La fe cristiana es vida nueva que llena de alegría y paz todos los instantes de la vida.
El modo de transmitir la vivencia de la fe no es la disertación académica ni la investigación erudita, sino un modo que llega a toda persona y al fondo de la persona.
La fe cristiana no es un saber puramente intelectual, sino que anima toda la vida del creyente. “La Iglesia, como toda familia, transmite a sus hijos el contenido de su memoria. ¿Cómo hacerlo de manera que nada se pierda y, más bien, todo se profundice cada vez más en el patrimonio de la fe? Mediante la tradición apostólica, conservada en la Iglesia con la asistencia del Espíritu Santo, tenemos un contacto vivo con la memoria fundante” (Papa Francisco, Enc. Lumen fidei, n. 40).
El conocimiento de la Revelación divina no es un hecho puramente individual, sino que se produce a través de una mediación comunitaria. “En efecto, la fe necesita un ámbito en el que se pueda testimoniar y comunicar, un ámbito adecuado y proporcionado a lo que se comunica. Para transmitir un contenido meramente doctrinal, una idea, quizás sería suficiente un libro, o la reproducción de un mensaje oral. Pero lo que se comunica en la Iglesia, lo que se transmite en su Tradición viva, es la luz nueva que nace del encuentro con el Dios vivo, una luz que toca la persona en su centro, en el corazón, implicando su mente, su voluntad y su afectividad, abriéndola a relaciones vivas en la comunión con Dios y con los otros” (idem).
----
TAREAS A REALIZAR
**1.** Según el texto sobre la fe cristiana, ¿qué transmite la Iglesia a sus hijos, como toda familia?
**2.** Resume en menos palabras el párrafo del texto sobre la fe cristiana que empieza con "El conocimiento de la Revelación divina", sin perder sus datos principales.
**3.** Escribe la continuación del texto sobre la fe cristiana a partir de su última frase.

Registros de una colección
----
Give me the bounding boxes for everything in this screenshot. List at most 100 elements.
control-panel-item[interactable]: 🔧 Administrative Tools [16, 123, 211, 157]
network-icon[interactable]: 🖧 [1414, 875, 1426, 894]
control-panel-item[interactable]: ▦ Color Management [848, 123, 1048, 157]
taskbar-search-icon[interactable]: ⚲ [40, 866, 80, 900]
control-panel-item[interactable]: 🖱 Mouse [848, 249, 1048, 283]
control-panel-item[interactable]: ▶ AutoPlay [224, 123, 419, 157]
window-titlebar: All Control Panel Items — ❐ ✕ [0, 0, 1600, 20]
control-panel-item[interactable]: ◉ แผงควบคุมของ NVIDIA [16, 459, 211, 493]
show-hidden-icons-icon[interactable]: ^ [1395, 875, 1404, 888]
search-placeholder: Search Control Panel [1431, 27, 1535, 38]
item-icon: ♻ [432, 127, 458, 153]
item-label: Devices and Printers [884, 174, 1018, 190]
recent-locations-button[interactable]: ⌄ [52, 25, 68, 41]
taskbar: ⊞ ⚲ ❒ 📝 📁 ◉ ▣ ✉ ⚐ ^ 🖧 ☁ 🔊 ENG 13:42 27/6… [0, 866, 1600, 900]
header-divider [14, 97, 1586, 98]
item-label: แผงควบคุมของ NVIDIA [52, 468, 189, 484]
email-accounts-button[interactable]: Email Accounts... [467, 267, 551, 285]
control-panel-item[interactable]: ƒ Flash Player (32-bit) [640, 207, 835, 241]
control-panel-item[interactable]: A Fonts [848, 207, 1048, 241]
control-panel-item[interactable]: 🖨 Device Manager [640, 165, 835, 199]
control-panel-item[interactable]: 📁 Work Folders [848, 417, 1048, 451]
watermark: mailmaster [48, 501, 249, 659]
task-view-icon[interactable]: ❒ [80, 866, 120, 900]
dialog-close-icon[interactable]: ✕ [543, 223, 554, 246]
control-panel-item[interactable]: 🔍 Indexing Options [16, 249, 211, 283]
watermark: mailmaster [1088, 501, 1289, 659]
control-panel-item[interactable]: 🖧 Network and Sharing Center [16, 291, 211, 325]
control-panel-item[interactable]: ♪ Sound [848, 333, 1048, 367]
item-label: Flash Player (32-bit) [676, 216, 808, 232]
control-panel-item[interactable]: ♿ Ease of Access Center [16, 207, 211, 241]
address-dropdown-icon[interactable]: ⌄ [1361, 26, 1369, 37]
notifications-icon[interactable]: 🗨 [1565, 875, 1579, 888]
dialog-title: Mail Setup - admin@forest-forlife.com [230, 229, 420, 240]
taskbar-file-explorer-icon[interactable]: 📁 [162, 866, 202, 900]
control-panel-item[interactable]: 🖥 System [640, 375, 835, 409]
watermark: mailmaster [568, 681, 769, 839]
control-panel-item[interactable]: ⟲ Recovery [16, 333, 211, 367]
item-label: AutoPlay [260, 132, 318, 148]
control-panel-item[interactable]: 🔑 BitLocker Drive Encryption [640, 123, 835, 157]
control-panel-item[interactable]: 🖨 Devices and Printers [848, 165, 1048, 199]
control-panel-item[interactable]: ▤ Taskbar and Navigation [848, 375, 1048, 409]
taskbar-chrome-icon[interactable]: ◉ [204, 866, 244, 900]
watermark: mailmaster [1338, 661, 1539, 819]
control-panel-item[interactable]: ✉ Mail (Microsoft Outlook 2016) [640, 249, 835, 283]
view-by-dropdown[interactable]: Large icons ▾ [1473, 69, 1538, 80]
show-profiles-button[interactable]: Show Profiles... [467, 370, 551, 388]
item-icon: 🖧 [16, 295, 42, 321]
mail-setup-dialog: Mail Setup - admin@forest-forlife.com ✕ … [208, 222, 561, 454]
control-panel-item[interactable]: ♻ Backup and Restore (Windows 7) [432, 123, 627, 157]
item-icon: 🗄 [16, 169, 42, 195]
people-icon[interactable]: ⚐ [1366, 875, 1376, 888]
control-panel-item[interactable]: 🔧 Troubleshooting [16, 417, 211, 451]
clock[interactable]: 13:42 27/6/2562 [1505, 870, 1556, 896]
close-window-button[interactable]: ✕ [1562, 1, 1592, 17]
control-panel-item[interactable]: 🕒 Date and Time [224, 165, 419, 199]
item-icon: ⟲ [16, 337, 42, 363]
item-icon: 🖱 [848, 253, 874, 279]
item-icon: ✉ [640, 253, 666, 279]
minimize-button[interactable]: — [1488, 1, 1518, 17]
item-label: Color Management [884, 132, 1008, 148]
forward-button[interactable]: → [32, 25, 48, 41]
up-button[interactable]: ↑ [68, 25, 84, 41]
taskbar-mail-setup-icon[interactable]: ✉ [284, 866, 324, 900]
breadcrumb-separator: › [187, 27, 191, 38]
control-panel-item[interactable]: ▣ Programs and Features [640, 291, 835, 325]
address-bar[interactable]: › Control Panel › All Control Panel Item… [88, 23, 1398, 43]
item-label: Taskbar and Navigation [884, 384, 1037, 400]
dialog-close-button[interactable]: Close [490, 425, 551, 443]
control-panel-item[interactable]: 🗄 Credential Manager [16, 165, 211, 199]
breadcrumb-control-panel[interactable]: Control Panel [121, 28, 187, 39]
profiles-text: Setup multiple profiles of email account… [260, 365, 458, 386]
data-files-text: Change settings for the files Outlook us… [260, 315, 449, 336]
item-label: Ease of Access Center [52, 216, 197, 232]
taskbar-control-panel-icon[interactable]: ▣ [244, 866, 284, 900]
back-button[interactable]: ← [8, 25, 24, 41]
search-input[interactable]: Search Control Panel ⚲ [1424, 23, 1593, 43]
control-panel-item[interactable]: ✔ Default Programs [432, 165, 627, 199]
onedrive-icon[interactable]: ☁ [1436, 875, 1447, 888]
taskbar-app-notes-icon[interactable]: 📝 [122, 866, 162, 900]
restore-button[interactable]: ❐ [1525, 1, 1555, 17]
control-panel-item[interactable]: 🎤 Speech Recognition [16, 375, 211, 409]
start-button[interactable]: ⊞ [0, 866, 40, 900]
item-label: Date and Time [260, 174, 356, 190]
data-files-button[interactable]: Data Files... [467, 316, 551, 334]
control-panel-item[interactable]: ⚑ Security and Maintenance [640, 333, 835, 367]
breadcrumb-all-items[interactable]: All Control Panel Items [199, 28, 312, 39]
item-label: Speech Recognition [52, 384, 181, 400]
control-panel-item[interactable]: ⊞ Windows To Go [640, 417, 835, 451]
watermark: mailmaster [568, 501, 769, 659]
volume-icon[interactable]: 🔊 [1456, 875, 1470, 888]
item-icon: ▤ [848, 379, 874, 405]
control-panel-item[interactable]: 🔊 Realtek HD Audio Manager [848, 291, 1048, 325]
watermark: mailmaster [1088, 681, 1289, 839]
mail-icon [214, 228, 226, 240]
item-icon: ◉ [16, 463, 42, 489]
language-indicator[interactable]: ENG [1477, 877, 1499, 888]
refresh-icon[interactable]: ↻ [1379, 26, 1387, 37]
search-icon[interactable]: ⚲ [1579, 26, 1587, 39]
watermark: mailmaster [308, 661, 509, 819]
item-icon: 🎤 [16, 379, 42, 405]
----
RESPUESTAS EN ORDEN
**1.** El contenido de su memoria.

**2.** La Revelación divina no se conoce de forma puramente individual, sino a través de una mediación comunitaria. La fe necesita un ámbito adecuado donde testimoniarse y comunicarse. Para transmitir solo una idea quizás bastaría un libro o un mensaje oral. En cambio, la Iglesia transmite en su Tradición viva la luz nueva que nace del encuentro con el Dios vivo. Esa luz toca el corazón de la persona, implica su mente, su voluntad y su afectividad, y la abre a la comunión con Dios y con los otros.

**3.**
El modo de transmitir la vivencia de la fe no es la disertación académica ni la investigación erudita, sino un modo que llega a toda persona y al fondo de la persona. “Para transmitir esta riqueza hay un medio particular, que pone en juego a toda la persona, cuerpo, espíritu, interioridad y relaciones. Este medio son los sacramentos, celebrados en la liturgia de la Iglesia.
En ellos se comunica una memoria encarnada, ligada a los tiempos y lugares de la vida, asociada a todos los sentidos; implican a la persona, como miembro de un sujeto vivo, de un tejido de relaciones comunitarias. Por eso, si bien, por una parte, los sacramentos son sacramentos de la fe, también se debe decir que la fe tiene una estructura sacramental. El despertar de la fe pasa por el despertar de un nuevo sentido sacramental de la vida del hombre y de la existencia cristiana, en el que lo visible y material está abierto al misterio de lo eterno” (idem).
La transmisión de la fe se realiza en primer lugar mediante el Bautismo. Pudiera parecer que el bautismo es sólo un modo de simbolizar la confesión de fe, un acto pedagógico para quien tiene necesidad de imágenes y gestos, pero del que, en último término, se podría prescindir. Unas palabras de san Pablo, a propósito del bautismo, nos recuerdan que no es así. Dice él que “por el bautismo fuimos sepultados en él en la muerte, para que, lo mismo que Cristo resucitó de entre los muertos por la gloria del Padre, así también nosotros andemos en una vida nueva” (Rm 6,4). Mediante el bautismo nos convertimos en criaturas nuevas y en hijos adoptivos de Dios.
La vida de la gracia, propia de los hijos de Dios, es un don recibido, a partir del momento de recibir el sacramento. “El Bautismo nos recuerda así que la fe no es obra de un individuo aislado, no es un acto que el hombre pueda realizar contando sólo con sus fuerzas, sino que tiene que ser recibida, entrando en la comunión eclesial que transmite el don de Dios: nadie se bautiza a sí mismo, igual que nadie nace por su cuenta. Hemos sido bautizados” (Enc. Lumen fidei, n. 41)
En la cumbre de la vida sacramental está la Eucaristía, Sacramento de nuestra fe y sacramento del amor de Cristo. “La naturaleza sacramental de la fe alcanza su máxima expresión en la Eucaristía, que es el precioso alimento para la fe, el encuentro con Cristo presente realmente con el acto supremo de amor, el don de sí mismo, que genera vida” (idem, 44).